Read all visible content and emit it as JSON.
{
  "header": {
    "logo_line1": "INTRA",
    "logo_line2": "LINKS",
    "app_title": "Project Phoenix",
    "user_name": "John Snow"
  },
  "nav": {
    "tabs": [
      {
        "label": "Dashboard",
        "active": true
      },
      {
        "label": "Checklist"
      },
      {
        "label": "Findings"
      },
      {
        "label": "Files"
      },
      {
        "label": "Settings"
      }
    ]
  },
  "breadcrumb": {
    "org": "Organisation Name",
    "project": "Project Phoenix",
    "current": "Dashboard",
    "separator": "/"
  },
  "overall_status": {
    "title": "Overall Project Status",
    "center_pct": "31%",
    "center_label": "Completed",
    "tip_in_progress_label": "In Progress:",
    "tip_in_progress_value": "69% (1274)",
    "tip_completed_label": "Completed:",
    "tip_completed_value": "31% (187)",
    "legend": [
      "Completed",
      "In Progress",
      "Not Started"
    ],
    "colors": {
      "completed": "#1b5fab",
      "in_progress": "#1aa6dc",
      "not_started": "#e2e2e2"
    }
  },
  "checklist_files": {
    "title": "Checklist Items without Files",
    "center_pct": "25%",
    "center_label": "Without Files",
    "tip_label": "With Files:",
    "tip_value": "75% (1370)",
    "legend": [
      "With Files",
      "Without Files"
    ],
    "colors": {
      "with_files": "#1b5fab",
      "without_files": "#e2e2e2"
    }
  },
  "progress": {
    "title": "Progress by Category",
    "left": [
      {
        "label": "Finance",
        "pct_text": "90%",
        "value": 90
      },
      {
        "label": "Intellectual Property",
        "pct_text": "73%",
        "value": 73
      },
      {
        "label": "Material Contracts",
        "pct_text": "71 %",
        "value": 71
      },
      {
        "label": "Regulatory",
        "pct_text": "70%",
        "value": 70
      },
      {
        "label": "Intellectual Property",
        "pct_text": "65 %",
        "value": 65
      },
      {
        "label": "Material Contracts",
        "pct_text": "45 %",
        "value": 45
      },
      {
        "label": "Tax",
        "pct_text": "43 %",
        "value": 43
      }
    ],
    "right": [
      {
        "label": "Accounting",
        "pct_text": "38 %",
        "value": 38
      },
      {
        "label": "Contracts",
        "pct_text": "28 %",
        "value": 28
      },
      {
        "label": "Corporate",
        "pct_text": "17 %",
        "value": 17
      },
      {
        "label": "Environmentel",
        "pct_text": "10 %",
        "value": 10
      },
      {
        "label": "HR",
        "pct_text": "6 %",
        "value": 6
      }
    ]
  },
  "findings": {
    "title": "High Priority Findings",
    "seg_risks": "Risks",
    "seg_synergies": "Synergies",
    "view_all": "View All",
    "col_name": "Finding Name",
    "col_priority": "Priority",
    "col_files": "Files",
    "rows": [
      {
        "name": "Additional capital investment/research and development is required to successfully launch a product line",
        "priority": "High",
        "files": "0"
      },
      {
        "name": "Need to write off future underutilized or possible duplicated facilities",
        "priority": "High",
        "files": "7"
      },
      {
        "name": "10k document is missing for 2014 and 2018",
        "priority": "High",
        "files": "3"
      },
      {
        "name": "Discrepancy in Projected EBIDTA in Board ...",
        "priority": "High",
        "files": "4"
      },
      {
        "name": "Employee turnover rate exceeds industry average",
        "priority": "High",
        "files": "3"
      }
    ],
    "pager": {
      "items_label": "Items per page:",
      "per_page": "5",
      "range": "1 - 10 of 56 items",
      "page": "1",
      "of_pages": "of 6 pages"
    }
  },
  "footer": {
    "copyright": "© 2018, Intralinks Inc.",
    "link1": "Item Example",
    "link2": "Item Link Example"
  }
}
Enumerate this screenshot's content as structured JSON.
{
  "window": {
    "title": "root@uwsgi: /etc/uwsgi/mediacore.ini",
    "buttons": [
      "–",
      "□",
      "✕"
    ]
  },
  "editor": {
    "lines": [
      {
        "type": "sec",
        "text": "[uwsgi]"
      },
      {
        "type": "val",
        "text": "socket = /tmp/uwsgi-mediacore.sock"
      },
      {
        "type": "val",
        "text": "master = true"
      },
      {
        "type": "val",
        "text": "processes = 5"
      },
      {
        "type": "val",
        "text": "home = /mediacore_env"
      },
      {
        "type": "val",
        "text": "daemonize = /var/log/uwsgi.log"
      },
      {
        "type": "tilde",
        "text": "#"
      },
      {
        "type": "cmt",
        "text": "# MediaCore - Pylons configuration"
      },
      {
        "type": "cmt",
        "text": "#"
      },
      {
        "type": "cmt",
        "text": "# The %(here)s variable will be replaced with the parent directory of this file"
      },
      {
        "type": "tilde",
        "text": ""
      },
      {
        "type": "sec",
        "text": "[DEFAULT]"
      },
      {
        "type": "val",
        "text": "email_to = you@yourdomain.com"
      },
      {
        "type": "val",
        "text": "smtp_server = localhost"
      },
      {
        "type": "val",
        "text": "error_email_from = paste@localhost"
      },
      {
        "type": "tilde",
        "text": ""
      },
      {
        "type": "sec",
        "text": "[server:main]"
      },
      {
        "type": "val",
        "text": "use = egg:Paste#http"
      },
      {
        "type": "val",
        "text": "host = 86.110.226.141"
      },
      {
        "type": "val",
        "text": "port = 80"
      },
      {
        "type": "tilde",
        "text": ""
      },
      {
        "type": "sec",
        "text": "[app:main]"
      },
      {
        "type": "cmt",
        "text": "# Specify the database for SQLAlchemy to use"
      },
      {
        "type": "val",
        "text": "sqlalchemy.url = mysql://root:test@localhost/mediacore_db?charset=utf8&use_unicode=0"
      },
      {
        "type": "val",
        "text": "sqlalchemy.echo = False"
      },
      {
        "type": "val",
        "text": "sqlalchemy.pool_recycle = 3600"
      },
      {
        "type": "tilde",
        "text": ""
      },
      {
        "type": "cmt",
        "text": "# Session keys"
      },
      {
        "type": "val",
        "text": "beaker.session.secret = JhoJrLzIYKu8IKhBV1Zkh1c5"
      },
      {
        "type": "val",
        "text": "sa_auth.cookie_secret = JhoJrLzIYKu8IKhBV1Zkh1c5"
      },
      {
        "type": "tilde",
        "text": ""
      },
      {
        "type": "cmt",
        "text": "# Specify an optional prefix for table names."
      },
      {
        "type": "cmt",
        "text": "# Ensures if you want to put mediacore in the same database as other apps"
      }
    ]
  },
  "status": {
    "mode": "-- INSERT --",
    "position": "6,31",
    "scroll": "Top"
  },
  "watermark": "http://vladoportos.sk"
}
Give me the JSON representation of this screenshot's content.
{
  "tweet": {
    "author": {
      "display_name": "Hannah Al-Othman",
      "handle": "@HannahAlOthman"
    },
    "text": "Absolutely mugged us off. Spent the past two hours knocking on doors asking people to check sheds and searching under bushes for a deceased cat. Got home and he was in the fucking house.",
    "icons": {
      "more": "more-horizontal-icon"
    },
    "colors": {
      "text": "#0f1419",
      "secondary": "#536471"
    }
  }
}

**Short exercise:**
Search the records above for "JSON". Copy each line where it is found.

**Result:**
Read all visible content and emit it as JSON.
Enumerate this screenshot's content as structured JSON.
Give me the JSON representation of this screenshot's content.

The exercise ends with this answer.